● Given task
Check every line below for the word "document" and copy the ones that have it.

[Extracted data entries]
* * * *

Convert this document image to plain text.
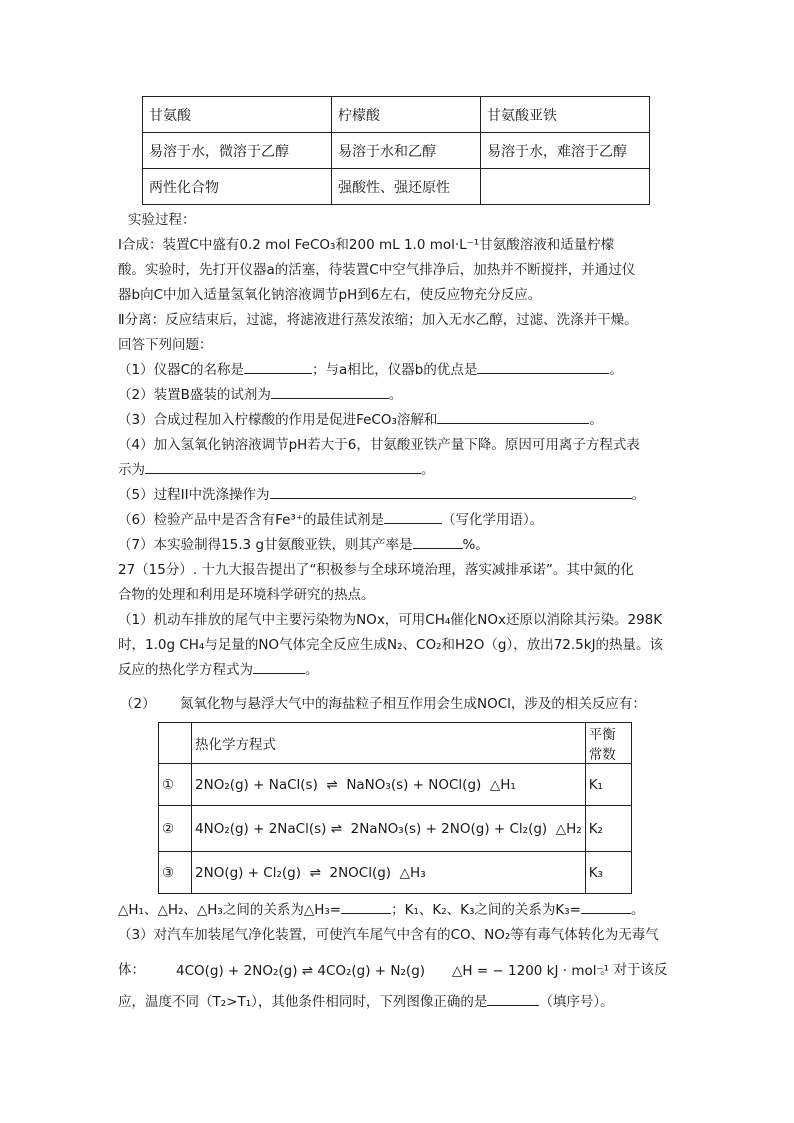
甘氨酸	柠檬酸	甘氨酸亚铁
易溶于水，微溶于乙醇	易溶于水和乙醇	易溶于水，难溶于乙醇
两性化合物	强酸性、强还原性	
实验过程：
Ⅰ合成：装置C中盛有0.2 mol FeCO₃和200 mL 1.0 mol·L⁻¹甘氨酸溶液和适量柠檬
酸。实验时，先打开仪器a的活塞，待装置C中空气排净后，加热并不断搅拌，并通过仪
器b向C中加入适量氢氧化钠溶液调节pH到6左右，使反应物充分反应。
Ⅱ分离：反应结束后，过滤，将滤液进行蒸发浓缩；加入无水乙醇，过滤、洗涤并干燥。
回答下列问题：
（1）仪器C的名称是	；与a相比，仪器b的优点是	。
（2）装置B盛装的试剂为	。
（3）合成过程加入柠檬酸的作用是促进FeCO₃溶解和	。
（4）加入氢氧化钠溶液调节pH若大于6，甘氨酸亚铁产量下降。原因可用离子方程式表
示为	。
（5）过程II中洗涤操作为	。
（6）检验产品中是否含有Fe³⁺的最佳试剂是	（写化学用语）。
（7）本实验制得15.3 g甘氨酸亚铁，则其产率是	%。
27（15分）. 十九大报告提出了“积极参与全球环境治理，落实减排承诺”。其中氮的化
合物的处理和利用是环境科学研究的热点。
（1）机动车排放的尾气中主要污染物为NOx，可用CH₄催化NOx还原以消除其污染。298K
时，1.0g CH₄与足量的NO气体完全反应生成N₂、CO₂和H2O（g），放出72.5kJ的热量。该
反应的热化学方程式为	。
（2） 氮氧化物与悬浮大气中的海盐粒子相互作用会生成NOCl，涉及的相关反应有：
	热化学方程式	平衡常数
①	2NO₂(g) + NaCl(s)  ⇌  NaNO₃(s) + NOCl(g)  △H₁	K₁
②	4NO₂(g) + 2NaCl(s) ⇌  2NaNO₃(s) + 2NO(g) + Cl₂(g)  △H₂	K₂
③	2NO(g) + Cl₂(g)  ⇌  2NOCl(g)  △H₃	K₃
△H₁、△H₂、△H₃之间的关系为△H₃=	；K₁、K₂、K₃之间的关系为K₃=	。
（3）对汽车加装尾气净化装置，可使汽车尾气中含有的CO、NO₂等有毒气体转化为无毒气
体： 4CO(g) + 2NO₂(g) ⇌ 4CO₂(g) + N₂(g) △H = − 1200 kJ · mol⁻¹
。对于该反
应，温度不同（T₂>T₁），其他条件相同时，下列图像正确的是	（填序号）。
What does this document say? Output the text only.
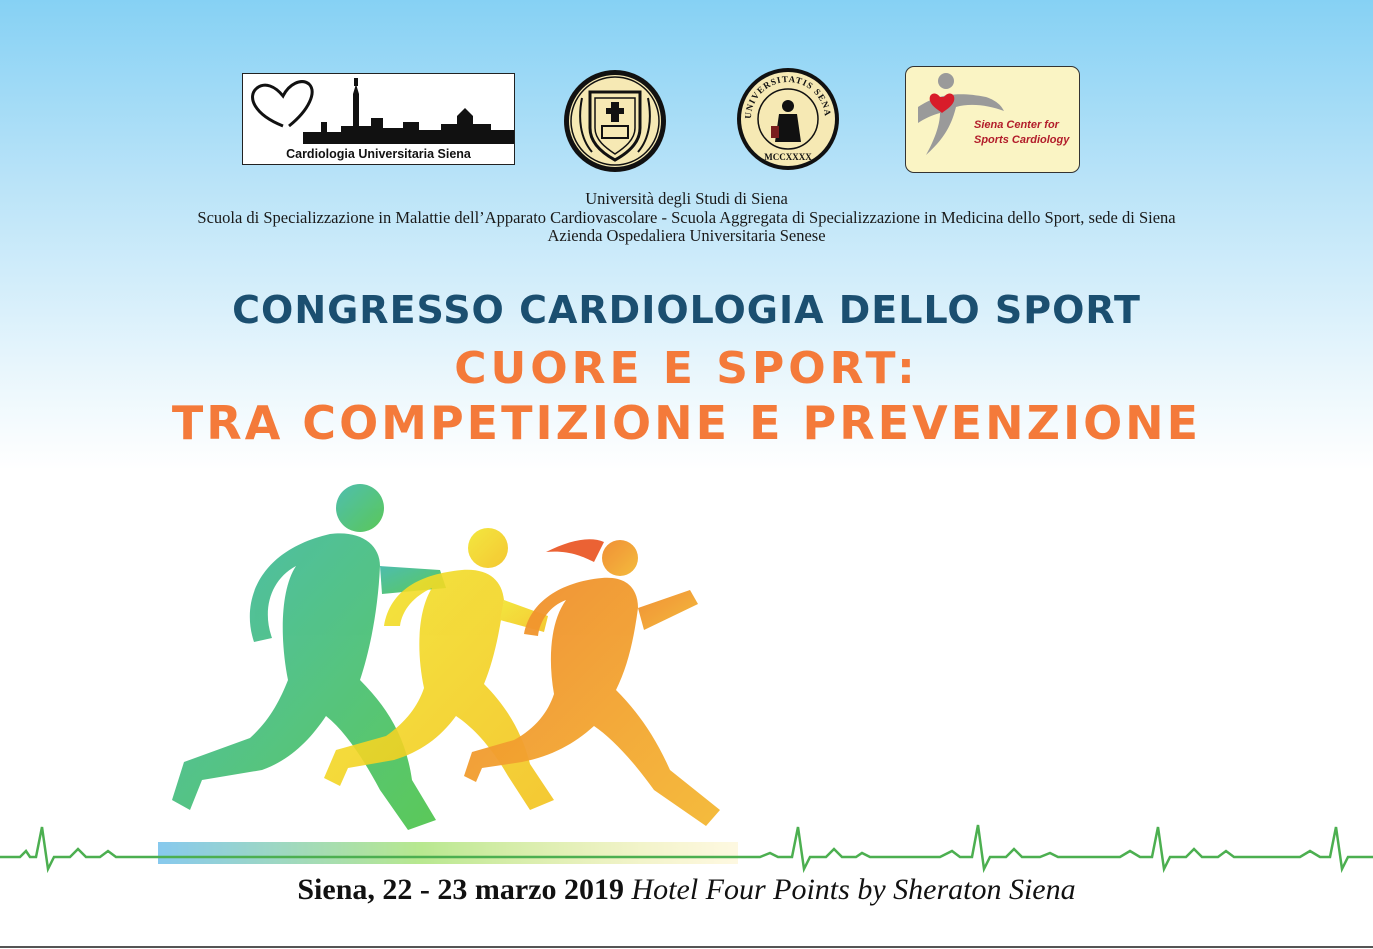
Cardiologia Universitaria Siena
UNIVERSITATIS SENA
MCCXXXX
Siena Center for
Sports Cardiology
Università degli Studi di Siena
Scuola di Specializzazione in Malattie dell’Apparato Cardiovascolare - Scuola Aggregata di Specializzazione in Medicina dello Sport, sede di Siena
Azienda Ospedaliera Universitaria Senese
CONGRESSO CARDIOLOGIA DELLO SPORT
CUORE E SPORT:
TRA COMPETIZIONE E PREVENZIONE
Siena, 22 - 23 marzo 2019 Hotel Four Points by Sheraton Siena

* * * *

● The solution
Convert this document image to plain text.
What does this document say? Output the text only.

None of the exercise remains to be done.